:: Work to do ::
Retype the complete listing exactly as it appears.

:: Records from a collection of figures ::
--

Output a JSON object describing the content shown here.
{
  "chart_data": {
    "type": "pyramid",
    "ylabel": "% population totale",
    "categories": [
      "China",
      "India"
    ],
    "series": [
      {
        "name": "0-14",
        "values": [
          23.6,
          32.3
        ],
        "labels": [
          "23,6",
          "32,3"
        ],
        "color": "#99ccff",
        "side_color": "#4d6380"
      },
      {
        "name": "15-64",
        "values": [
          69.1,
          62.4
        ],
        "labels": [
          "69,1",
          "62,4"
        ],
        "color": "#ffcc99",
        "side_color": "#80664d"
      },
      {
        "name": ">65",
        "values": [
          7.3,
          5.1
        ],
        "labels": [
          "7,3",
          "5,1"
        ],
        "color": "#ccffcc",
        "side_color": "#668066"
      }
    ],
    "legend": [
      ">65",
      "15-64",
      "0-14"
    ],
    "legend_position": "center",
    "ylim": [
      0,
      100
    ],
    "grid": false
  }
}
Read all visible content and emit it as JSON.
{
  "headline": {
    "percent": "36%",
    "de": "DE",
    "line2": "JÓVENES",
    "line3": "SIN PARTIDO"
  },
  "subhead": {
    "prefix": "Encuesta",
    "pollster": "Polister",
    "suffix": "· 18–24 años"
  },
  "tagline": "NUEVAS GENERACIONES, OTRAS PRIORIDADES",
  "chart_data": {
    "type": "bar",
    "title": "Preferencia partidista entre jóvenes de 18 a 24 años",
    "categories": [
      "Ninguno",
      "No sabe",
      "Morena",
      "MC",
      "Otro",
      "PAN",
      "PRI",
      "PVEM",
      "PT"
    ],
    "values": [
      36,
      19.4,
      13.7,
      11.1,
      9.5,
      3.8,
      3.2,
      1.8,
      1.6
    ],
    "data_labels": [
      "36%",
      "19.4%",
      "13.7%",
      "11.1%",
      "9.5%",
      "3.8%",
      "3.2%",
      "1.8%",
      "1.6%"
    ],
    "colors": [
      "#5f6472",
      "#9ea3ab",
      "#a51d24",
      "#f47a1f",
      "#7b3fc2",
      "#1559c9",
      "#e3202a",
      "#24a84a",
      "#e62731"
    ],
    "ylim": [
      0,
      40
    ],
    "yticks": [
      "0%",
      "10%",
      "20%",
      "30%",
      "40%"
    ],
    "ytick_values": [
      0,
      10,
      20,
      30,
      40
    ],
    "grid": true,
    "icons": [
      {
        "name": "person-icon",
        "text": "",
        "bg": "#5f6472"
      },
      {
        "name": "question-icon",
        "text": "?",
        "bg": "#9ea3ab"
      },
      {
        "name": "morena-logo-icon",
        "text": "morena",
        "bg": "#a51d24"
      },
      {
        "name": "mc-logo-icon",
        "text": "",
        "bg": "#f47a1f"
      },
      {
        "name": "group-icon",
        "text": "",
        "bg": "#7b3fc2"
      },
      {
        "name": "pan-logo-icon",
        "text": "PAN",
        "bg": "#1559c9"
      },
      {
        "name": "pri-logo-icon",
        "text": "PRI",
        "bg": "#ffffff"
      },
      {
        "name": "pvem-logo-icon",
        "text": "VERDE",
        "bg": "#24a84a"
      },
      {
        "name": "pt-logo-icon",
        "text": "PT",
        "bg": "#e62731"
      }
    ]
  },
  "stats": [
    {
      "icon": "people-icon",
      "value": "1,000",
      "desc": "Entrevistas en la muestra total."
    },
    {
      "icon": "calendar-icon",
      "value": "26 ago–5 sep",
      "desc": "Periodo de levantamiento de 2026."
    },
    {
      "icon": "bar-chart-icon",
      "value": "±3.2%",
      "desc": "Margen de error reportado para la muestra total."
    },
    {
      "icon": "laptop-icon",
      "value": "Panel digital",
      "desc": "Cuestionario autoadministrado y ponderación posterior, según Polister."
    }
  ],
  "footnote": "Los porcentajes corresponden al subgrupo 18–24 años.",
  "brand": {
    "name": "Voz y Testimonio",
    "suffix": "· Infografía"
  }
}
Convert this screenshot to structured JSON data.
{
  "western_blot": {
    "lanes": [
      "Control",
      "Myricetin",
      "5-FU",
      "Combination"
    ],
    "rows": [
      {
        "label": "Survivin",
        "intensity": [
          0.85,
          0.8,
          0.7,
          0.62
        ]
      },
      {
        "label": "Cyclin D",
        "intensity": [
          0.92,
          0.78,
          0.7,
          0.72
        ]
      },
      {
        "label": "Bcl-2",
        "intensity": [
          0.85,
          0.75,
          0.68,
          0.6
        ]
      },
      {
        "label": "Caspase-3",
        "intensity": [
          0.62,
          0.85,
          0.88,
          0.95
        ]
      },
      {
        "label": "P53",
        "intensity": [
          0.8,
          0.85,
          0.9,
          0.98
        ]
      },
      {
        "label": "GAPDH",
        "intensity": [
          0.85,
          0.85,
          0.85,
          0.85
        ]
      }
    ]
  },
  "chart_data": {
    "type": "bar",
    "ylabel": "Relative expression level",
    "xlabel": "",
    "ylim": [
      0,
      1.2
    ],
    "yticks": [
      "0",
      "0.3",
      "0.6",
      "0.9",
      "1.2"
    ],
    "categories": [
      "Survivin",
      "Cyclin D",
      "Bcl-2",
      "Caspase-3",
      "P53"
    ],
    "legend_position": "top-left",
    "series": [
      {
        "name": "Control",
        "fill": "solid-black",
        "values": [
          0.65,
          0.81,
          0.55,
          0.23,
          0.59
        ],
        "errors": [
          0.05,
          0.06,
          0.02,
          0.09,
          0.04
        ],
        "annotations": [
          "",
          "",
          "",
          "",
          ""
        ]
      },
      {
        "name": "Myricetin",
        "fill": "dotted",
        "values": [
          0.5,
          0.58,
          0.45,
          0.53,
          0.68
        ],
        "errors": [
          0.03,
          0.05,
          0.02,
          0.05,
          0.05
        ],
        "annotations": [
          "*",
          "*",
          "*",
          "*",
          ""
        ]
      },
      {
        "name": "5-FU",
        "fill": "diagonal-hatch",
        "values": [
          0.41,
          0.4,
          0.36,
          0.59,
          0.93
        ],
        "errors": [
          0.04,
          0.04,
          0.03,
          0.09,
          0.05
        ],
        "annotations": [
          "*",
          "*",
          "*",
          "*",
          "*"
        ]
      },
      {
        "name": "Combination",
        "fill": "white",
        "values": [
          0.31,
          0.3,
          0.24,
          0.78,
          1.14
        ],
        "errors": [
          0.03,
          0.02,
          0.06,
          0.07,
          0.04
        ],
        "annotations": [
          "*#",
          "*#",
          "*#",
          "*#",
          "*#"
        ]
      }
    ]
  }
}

--

:: Result of the exercise ::
Output a JSON object describing the content shown here.
{
  "chart_data": {
    "type": "pyramid",
    "ylabel": "% population totale",
    "categories": [
      "China",
      "India"
    ],
    "series": [
      {
        "name": "0-14",
        "values": [
          23.6,
          32.3
        ],
        "labels": [
          "23,6",
          "32,3"
        ],
        "color": "#99ccff",
        "side_color": "#4d6380"
      },
      {
        "name": "15-64",
        "values": [
          69.1,
          62.4
        ],
        "labels": [
          "69,1",
          "62,4"
        ],
        "color": "#ffcc99",
        "side_color": "#80664d"
      },
      {
        "name": ">65",
        "values": [
          7.3,
          5.1
        ],
        "labels": [
          "7,3",
          "5,1"
        ],
        "color": "#ccffcc",
        "side_color": "#668066"
      }
    ],
    "legend": [
      ">65",
      "15-64",
      "0-14"
    ],
    "legend_position": "center",
    "ylim": [
      0,
      100
    ],
    "grid": false
  }
}
Read all visible content and emit it as JSON.
{
  "headline": {
    "percent": "36%",
    "de": "DE",
    "line2": "JÓVENES",
    "line3": "SIN PARTIDO"
  },
  "subhead": {
    "prefix": "Encuesta",
    "pollster": "Polister",
    "suffix": "· 18–24 años"
  },
  "tagline": "NUEVAS GENERACIONES, OTRAS PRIORIDADES",
  "chart_data": {
    "type": "bar",
    "title": "Preferencia partidista entre jóvenes de 18 a 24 años",
    "categories": [
      "Ninguno",
      "No sabe",
      "Morena",
      "MC",
      "Otro",
      "PAN",
      "PRI",
      "PVEM",
      "PT"
    ],
    "values": [
      36,
      19.4,
      13.7,
      11.1,
      9.5,
      3.8,
      3.2,
      1.8,
      1.6
    ],
    "data_labels": [
      "36%",
      "19.4%",
      "13.7%",
      "11.1%",
      "9.5%",
      "3.8%",
      "3.2%",
      "1.8%",
      "1.6%"
    ],
    "colors": [
      "#5f6472",
      "#9ea3ab",
      "#a51d24",
      "#f47a1f",
      "#7b3fc2",
      "#1559c9",
      "#e3202a",
      "#24a84a",
      "#e62731"
    ],
    "ylim": [
      0,
      40
    ],
    "yticks": [
      "0%",
      "10%",
      "20%",
      "30%",
      "40%"
    ],
    "ytick_values": [
      0,
      10,
      20,
      30,
      40
    ],
    "grid": true,
    "icons": [
      {
        "name": "person-icon",
        "text": "",
        "bg": "#5f6472"
      },
      {
        "name": "question-icon",
        "text": "?",
        "bg": "#9ea3ab"
      },
      {
        "name": "morena-logo-icon",
        "text": "morena",
        "bg": "#a51d24"
      },
      {
        "name": "mc-logo-icon",
        "text": "",
        "bg": "#f47a1f"
      },
      {
        "name": "group-icon",
        "text": "",
        "bg": "#7b3fc2"
      },
      {
        "name": "pan-logo-icon",
        "text": "PAN",
        "bg": "#1559c9"
      },
      {
        "name": "pri-logo-icon",
        "text": "PRI",
        "bg": "#ffffff"
      },
      {
        "name": "pvem-logo-icon",
        "text": "VERDE",
        "bg": "#24a84a"
      },
      {
        "name": "pt-logo-icon",
        "text": "PT",
        "bg": "#e62731"
      }
    ]
  },
  "stats": [
    {
      "icon": "people-icon",
      "value": "1,000",
      "desc": "Entrevistas en la muestra total."
    },
    {
      "icon": "calendar-icon",
      "value": "26 ago–5 sep",
      "desc": "Periodo de levantamiento de 2026."
    },
    {
      "icon": "bar-chart-icon",
      "value": "±3.2%",
      "desc": "Margen de error reportado para la muestra total."
    },
    {
      "icon": "laptop-icon",
      "value": "Panel digital",
      "desc": "Cuestionario autoadministrado y ponderación posterior, según Polister."
    }
  ],
  "footnote": "Los porcentajes corresponden al subgrupo 18–24 años.",
  "brand": {
    "name": "Voz y Testimonio",
    "suffix": "· Infografía"
  }
}
Convert this screenshot to structured JSON data.
{
  "western_blot": {
    "lanes": [
      "Control",
      "Myricetin",
      "5-FU",
      "Combination"
    ],
    "rows": [
      {
        "label": "Survivin",
        "intensity": [
          0.85,
          0.8,
          0.7,
          0.62
        ]
      },
      {
        "label": "Cyclin D",
        "intensity": [
          0.92,
          0.78,
          0.7,
          0.72
        ]
      },
      {
        "label": "Bcl-2",
        "intensity": [
          0.85,
          0.75,
          0.68,
          0.6
        ]
      },
      {
        "label": "Caspase-3",
        "intensity": [
          0.62,
          0.85,
          0.88,
          0.95
        ]
      },
      {
        "label": "P53",
        "intensity": [
          0.8,
          0.85,
          0.9,
          0.98
        ]
      },
      {
        "label": "GAPDH",
        "intensity": [
          0.85,
          0.85,
          0.85,
          0.85
        ]
      }
    ]
  },
  "chart_data": {
    "type": "bar",
    "ylabel": "Relative expression level",
    "xlabel": "",
    "ylim": [
      0,
      1.2
    ],
    "yticks": [
      "0",
      "0.3",
      "0.6",
      "0.9",
      "1.2"
    ],
    "categories": [
      "Survivin",
      "Cyclin D",
      "Bcl-2",
      "Caspase-3",
      "P53"
    ],
    "legend_position": "top-left",
    "series": [
      {
        "name": "Control",
        "fill": "solid-black",
        "values": [
          0.65,
          0.81,
          0.55,
          0.23,
          0.59
        ],
        "errors": [
          0.05,
          0.06,
          0.02,
          0.09,
          0.04
        ],
        "annotations": [
          "",
          "",
          "",
          "",
          ""
        ]
      },
      {
        "name": "Myricetin",
        "fill": "dotted",
        "values": [
          0.5,
          0.58,
          0.45,
          0.53,
          0.68
        ],
        "errors": [
          0.03,
          0.05,
          0.02,
          0.05,
          0.05
        ],
        "annotations": [
          "*",
          "*",
          "*",
          "*",
          ""
        ]
      },
      {
        "name": "5-FU",
        "fill": "diagonal-hatch",
        "values": [
          0.41,
          0.4,
          0.36,
          0.59,
          0.93
        ],
        "errors": [
          0.04,
          0.04,
          0.03,
          0.09,
          0.05
        ],
        "annotations": [
          "*",
          "*",
          "*",
          "*",
          "*"
        ]
      },
      {
        "name": "Combination",
        "fill": "white",
        "values": [
          0.31,
          0.3,
          0.24,
          0.78,
          1.14
        ],
        "errors": [
          0.03,
          0.02,
          0.06,
          0.07,
          0.04
        ],
        "annotations": [
          "*#",
          "*#",
          "*#",
          "*#",
          "*#"
        ]
      }
    ]
  }
}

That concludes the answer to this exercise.